[What to do]
• A. Answer these three questions from the article on the injunction against the overtime salary rule:
(i) What weekly salary did the rule require for executive, administrative, or professional employees?
(ii) Which dictionary edition did the court cite for the plain meanings of "executive," "administrative," and "professional"?
(iii) In which footnote did the court say it was "not making a general statement on the lawfulness" of the existing salary tests?
• B. Could you write the next part of the article on the injunction against the overtime salary rule, continuing from its last sentence?

-- START Provided passage --

By Mark E. Terman and Gerald T. Hathaway

A federal court issued a national preliminary injunction prohibiting the Department of Labor’s new salary rule for Executive, Administrative, Professional, Outside Sales and Computer Employees from taking effect. The final rule, published on May 23, 2016 would have gone into effect on Dec. 1, 2016. We wrote about this previously and at this time, recommend that employers suspend, but not cancel their implementation plans.

The rule mandated that employees falling under the executive, administrative or professional exemptions must earn at least $913 per week ($47,476 annually), which would more than double the currently existing minimum salary level of $455 per week. In State of Nevada v. U.S. Dep’t of Labor, No. 4:16-cv-731 (E.D. Tex. filed November 22, 2016) District Court Judge Amos L. Mazzant III (appointed by President Obama) ruled that the Department of Labor cannot impose the new salary requirement as a condition of exempt status of executive, administrative or professional (“EAP”) employees because the plain language of the Fair Labor Standards Act focuses on the duties of exempt EAP employees, and not their level of pay.

The U.S. District Court for the Eastern District of Texas implemented a two-step process of evaluating the authority of the DOL to issue the new salary level, based on the Supreme Court’s 1984 decision in Chevron, U.S.A., Inc. v. Nat. Res. Def. Council, Inc., 467 U.S. 837, 834 (1984).  The court stated that under the Chevron standard, the court must first assess whether Congressional intent with respect to how exempt employees are to be defined was clear (if it was, a regulation cannot contradict that clear intent).  The second step of the Chevron standard applies only if the Congressional intent was not clear, in which case the court would defer to the agency’s regulation unless it were “arbitrary, capricious, or manifestly contrary to” the FLSA.  Slip op. at 9.

Regarding the first step of the Chevron analysis, the court noted that the central section of the FLSA that creates the exemption, Section 213(a)(1), “provides in relevant part, that ‘any employee employed in a bona fide executive, administrative, or professional capacity … as such terms are defined and delimited from time to time by the regulations of the [DOL]’ shall be exempt from minimum wage and overtime requirements.”  Slip op. at 9.  The court assessed the plain meanings of the words, “executive,” “administrative,” and “professional,” as those terms were understood when the FLSA was originally passed, and cited the 1933 edition of the Oxford English Dictionary.  Slip op. at 10-11.  The court did not see a salary reference in those definitions, and noted that the use of the words “bona fide” as a qualifier to the terms “executive, administrative, or professional capacity” applied to the tasks actually performed by those exempt employees.  Slip op. at 11.  Thus the court concluded that “Congress intended the EAP exemption to depend on an employee’s duties rather than an employee’s salary.”  Slip op. at 12.

Over the DOL’s arguments to the contrary, the court held that “nothing in the EAP exemption indicates that Congress intended the Department to define and delimit with respect to a minimum salary level.”  Slip op. at 12.

The court at footnote 2 of its decision said it was “not making a general statement on the lawfulness” of the existing salary tests, but “is evaluating only the salary-level test as amended under the Department’s Final Rule.”  Slip op. at 12 n.2.  While the court made this limitation, surely this court’s ruling will find its way in the defense of the hundreds of FLSA cases currently pending.

-- END Provided passage --
-- START Record list --

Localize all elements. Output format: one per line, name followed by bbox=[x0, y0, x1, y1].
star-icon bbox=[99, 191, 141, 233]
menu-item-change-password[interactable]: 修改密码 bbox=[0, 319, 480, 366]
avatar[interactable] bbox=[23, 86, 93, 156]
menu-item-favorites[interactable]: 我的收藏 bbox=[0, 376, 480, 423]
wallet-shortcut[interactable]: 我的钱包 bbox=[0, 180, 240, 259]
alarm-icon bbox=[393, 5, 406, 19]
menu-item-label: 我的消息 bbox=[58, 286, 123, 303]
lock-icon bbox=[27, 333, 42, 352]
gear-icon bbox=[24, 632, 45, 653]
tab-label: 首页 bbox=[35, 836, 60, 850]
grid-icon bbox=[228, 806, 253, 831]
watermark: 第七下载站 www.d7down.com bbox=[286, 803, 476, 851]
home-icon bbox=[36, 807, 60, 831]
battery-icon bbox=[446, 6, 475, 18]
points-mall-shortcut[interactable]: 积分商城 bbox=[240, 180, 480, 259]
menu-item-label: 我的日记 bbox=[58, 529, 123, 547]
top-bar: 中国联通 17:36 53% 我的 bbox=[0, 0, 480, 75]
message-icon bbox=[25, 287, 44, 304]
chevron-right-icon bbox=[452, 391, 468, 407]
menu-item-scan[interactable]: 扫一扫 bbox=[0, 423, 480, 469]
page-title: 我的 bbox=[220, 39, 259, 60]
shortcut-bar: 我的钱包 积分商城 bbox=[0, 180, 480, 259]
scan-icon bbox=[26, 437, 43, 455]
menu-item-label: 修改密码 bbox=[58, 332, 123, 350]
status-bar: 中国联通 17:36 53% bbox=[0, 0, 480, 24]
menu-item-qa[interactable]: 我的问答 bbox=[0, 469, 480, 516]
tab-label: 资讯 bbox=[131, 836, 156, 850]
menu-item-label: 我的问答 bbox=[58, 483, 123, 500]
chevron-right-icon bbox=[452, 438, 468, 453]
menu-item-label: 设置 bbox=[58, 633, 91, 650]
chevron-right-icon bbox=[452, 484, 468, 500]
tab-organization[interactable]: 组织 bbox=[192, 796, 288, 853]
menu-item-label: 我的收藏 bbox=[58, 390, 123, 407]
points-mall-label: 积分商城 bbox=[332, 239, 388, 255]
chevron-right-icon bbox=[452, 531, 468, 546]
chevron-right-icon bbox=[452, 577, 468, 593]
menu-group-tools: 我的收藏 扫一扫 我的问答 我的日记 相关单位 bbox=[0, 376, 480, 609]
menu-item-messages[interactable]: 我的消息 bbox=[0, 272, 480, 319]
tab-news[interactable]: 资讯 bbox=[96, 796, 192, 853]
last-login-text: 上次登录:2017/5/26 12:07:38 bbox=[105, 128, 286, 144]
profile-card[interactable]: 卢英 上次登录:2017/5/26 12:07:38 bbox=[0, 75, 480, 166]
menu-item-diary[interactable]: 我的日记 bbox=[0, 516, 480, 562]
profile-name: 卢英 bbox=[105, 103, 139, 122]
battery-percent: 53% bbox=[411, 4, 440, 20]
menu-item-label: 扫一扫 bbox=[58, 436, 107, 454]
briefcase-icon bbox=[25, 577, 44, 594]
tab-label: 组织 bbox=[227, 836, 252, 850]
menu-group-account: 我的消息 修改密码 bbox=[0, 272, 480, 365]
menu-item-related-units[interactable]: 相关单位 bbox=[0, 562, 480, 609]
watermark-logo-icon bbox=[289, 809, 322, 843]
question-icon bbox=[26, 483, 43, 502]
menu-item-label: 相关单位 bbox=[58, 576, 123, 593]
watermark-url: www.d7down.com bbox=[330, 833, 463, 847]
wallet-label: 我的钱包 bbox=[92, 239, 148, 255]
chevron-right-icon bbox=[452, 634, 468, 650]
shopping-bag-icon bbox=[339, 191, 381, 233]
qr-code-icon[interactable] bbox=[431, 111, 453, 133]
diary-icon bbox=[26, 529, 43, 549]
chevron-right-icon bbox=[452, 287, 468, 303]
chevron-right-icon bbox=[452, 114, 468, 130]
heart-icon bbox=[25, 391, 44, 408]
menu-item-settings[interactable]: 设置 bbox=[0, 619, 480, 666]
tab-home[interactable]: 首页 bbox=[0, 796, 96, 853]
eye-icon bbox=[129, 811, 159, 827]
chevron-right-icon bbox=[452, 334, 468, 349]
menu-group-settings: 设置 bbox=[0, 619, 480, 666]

-- END Record list --

[Answers to the tasks]
• A.
(i) $913 per week ($47,476 annually)
(ii) The 1933 edition of the Oxford English Dictionary
(iii) Footnote 2

• B.
As of now, employers need not implement the new salary requirements, or convert exempt employees to non-exempt status on December 1.  Surely, emergency appeals will follow, and the 5th U.S. Circuit Court of Appeals may weigh in on the matter soon.

In his injunction decision, Judge Mazzant also noted that he considered briefs already filed on an expedited motion for summary judgment led by the U.S. Chamber of Commerce.  Odds seem good that his ruling on that motion, which is still pending, will be consistent with his injunction decision.

We will keep you posted as further developments occur.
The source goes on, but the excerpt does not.